*Enunciado*
Vuelve a escribir entero y sin cambiar nada el fragmento sobre el adulterio y el matrimonio en la obra de Gómez de Avellaneda.

*Fragmento original*
▬▬▬▬▬▬▬▬▬▬

En la sociedad patriarcal, el adulterio, en el caso de la mujer, constituye un pecado que merece castigo mientras para el hombre, es un testimonio más de su virilidad8. Dado este doble estándar, el lazo indisoluble del matrimonio representaba un obstáculo solo para la mujer. Influida por las ideas de la escritora francesa George Sand, Gómez de Avellaneda defiende el adulterio señalando que el matrimonio es una institución que va contra una ley natural, la del amor que, como en el caso de la naturaleza, no es eterno sino mutable. Del mismo modo como los árboles cambian su follaje y la vida es arrebatada por la muerte, los seres humanos son susceptibles de dejar de amar a una persona y volver a amar a otra, aún después de haber contraído los lazos indisolubles y perpetuos en una ceremonia que la narradora define en la novela como“solemne y patética y que jamás he presenciado sin un enternecimiento profundo mezclado de terror” (34). Este concepto es varias veces reiterado en la correspondencia epistolar y la autobiografía de Gertrudis Gómez de Avellaneda, textos en los cuales define el matrimonio como una profanación, como un lazo público que carece de la trascendencia de vínculos más sublimes establecidos por el amor recíproco9. Si para la visión romántica, el amor es una manifestación espiritual que define la esencia humana y le otorga trascendencia, las reglas convencionales del matrimonio que sancionan el adulterio cometido por una mujer son, desde la perspectiva feminista de la autora, fuerzas negativas que tronchan toda posibilidad de ser.

▬▬▬▬▬▬▬▬▬▬

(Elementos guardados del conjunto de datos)
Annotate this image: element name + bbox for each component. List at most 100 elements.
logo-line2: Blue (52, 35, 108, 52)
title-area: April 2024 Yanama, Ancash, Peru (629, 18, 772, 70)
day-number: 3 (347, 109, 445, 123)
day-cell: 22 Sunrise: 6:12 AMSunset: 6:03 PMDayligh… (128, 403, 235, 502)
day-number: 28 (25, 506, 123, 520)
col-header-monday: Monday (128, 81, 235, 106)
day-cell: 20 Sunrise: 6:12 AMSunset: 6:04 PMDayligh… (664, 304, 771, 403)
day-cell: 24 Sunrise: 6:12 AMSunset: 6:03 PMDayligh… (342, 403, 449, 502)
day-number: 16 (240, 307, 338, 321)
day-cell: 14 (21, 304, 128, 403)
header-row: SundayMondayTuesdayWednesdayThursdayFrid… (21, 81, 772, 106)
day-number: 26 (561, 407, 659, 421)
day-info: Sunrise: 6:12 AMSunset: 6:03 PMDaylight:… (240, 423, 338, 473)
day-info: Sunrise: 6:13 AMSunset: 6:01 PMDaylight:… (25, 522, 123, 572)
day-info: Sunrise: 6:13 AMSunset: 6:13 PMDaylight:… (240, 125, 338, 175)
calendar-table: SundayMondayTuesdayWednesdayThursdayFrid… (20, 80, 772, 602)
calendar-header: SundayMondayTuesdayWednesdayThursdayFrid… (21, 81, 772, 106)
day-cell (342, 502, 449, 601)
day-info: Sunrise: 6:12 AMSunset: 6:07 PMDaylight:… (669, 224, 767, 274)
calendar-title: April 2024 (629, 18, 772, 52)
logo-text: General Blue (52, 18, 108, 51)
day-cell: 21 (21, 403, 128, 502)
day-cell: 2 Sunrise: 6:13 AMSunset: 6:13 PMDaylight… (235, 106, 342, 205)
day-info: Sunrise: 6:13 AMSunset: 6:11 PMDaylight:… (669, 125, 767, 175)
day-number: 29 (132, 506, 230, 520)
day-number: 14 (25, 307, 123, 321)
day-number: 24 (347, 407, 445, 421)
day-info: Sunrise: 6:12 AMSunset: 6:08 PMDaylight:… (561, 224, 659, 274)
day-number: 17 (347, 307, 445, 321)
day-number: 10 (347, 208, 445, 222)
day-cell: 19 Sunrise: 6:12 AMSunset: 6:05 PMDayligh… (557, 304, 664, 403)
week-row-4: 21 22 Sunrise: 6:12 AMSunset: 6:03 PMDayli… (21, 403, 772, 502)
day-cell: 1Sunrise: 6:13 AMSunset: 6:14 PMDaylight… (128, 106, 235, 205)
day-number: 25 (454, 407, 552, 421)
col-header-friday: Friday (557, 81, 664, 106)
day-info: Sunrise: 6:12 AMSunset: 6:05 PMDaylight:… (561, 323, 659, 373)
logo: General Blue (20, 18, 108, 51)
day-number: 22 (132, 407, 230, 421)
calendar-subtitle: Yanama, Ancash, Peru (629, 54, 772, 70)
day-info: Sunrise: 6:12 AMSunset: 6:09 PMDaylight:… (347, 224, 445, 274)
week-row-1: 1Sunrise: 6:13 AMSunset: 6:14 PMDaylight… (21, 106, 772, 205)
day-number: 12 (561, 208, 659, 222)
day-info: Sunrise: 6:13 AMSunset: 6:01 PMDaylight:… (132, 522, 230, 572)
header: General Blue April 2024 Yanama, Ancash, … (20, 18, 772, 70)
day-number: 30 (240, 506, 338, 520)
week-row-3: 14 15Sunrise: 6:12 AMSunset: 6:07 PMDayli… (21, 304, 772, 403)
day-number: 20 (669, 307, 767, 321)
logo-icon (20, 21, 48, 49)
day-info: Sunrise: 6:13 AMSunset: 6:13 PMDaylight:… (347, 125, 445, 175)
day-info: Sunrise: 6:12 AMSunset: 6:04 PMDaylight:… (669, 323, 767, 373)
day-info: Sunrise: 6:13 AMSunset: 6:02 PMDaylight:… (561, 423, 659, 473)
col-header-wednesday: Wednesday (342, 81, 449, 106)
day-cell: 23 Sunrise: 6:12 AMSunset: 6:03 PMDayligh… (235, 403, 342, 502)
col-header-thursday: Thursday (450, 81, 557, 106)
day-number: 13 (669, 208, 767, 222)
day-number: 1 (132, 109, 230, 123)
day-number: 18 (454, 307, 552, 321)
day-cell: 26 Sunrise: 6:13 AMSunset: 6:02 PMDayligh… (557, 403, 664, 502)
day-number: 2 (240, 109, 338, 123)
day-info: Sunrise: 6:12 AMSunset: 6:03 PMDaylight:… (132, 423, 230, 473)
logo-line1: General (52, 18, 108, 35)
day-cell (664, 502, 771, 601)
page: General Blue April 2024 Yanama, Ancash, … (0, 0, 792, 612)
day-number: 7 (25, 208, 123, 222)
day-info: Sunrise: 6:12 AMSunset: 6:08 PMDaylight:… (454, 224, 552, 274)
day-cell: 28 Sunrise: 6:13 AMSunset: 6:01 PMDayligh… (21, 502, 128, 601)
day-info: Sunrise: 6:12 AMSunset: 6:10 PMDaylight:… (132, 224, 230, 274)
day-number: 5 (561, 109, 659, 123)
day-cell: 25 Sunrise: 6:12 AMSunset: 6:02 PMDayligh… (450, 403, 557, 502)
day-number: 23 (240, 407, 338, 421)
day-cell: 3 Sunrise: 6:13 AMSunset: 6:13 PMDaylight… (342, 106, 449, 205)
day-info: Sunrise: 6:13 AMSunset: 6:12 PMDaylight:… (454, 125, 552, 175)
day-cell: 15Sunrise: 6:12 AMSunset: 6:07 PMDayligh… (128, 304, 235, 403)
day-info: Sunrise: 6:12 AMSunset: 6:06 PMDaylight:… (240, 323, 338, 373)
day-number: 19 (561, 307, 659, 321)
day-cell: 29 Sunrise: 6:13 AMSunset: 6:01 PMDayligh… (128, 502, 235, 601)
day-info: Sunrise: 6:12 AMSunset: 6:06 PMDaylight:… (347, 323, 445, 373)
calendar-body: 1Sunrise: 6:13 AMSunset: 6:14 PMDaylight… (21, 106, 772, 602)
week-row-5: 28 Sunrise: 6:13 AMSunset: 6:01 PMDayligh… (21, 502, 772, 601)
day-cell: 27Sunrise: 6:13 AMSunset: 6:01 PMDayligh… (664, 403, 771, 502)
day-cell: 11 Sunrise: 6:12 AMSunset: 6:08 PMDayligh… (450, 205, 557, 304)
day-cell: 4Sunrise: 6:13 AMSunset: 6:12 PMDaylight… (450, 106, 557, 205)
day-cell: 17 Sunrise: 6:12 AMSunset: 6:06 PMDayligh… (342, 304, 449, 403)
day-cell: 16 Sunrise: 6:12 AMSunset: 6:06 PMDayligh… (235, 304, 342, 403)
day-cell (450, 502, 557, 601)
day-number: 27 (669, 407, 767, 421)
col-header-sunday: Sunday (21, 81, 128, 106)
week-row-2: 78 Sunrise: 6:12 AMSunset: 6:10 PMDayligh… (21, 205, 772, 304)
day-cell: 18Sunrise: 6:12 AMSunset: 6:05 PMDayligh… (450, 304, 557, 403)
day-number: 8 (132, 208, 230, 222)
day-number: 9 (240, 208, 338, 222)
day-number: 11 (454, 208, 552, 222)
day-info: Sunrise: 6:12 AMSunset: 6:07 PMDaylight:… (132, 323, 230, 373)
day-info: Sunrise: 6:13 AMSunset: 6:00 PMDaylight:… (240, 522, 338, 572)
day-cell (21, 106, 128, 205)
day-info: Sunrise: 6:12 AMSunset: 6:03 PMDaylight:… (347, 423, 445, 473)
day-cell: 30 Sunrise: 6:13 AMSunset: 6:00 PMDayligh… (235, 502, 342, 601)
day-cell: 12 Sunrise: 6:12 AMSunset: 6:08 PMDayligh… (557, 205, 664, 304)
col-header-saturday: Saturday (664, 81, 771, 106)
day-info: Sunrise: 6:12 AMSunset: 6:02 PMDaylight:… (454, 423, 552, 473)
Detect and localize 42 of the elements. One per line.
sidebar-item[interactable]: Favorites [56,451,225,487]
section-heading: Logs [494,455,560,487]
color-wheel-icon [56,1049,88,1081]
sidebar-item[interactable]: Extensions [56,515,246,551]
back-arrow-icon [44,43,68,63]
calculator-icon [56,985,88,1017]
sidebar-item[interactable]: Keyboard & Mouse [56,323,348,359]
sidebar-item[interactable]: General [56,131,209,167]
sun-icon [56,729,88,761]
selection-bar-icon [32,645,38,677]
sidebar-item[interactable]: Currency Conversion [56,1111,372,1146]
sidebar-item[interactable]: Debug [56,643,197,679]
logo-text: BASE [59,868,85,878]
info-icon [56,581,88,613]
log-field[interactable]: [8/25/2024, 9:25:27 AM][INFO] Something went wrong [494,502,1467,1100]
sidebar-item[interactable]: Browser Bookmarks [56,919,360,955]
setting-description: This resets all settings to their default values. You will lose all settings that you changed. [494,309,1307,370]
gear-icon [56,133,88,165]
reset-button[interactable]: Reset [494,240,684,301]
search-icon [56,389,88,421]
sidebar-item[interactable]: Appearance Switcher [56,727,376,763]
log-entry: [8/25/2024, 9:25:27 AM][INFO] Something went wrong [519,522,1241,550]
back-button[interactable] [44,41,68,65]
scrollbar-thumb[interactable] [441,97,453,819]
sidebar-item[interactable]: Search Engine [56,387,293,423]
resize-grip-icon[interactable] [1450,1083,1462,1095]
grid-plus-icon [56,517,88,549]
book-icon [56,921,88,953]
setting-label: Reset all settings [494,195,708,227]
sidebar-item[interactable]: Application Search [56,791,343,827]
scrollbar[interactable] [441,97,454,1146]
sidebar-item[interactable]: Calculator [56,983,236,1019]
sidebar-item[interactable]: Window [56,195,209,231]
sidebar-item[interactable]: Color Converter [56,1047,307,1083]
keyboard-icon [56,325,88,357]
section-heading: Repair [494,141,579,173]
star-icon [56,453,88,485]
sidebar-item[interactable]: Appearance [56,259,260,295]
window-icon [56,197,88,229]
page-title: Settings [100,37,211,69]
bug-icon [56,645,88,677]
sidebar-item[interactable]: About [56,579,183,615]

▬▬▬▬▬▬▬▬▬▬

*Resultado del ejercicio*
En la sociedad patriarcal, el adulterio, en el caso de la mujer, constituye un pecado que merece castigo mientras para el hombre, es un testimonio más de su virilidad8. Dado este doble estándar, el lazo indisoluble del matrimonio representaba un obstáculo solo para la mujer. Influida por las ideas de la escritora francesa George Sand, Gómez de Avellaneda defiende el adulterio señalando que el matrimonio es una institución que va contra una ley natural, la del amor que, como en el caso de la naturaleza, no es eterno sino mutable. Del mismo modo como los árboles cambian su follaje y la vida es arrebatada por la muerte, los seres humanos son susceptibles de dejar de amar a una persona y volver a amar a otra, aún después de haber contraído los lazos indisolubles y perpetuos en una ceremonia que la narradora define en la novela como“solemne y patética y que jamás he presenciado sin un enternecimiento profundo mezclado de terror” (34). Este concepto es varias veces reiterado en la correspondencia epistolar y la autobiografía de Gertrudis Gómez de Avellaneda, textos en los cuales define el matrimonio como una profanación, como un lazo público que carece de la trascendencia de vínculos más sublimes establecidos por el amor recíproco9. Si para la visión romántica, el amor es una manifestación espiritual que define la esencia humana y le otorga trascendencia, las reglas convencionales del matrimonio que sancionan el adulterio cometido por una mujer son, desde la perspectiva feminista de la autora, fuerzas negativas que tronchan toda posibilidad de ser.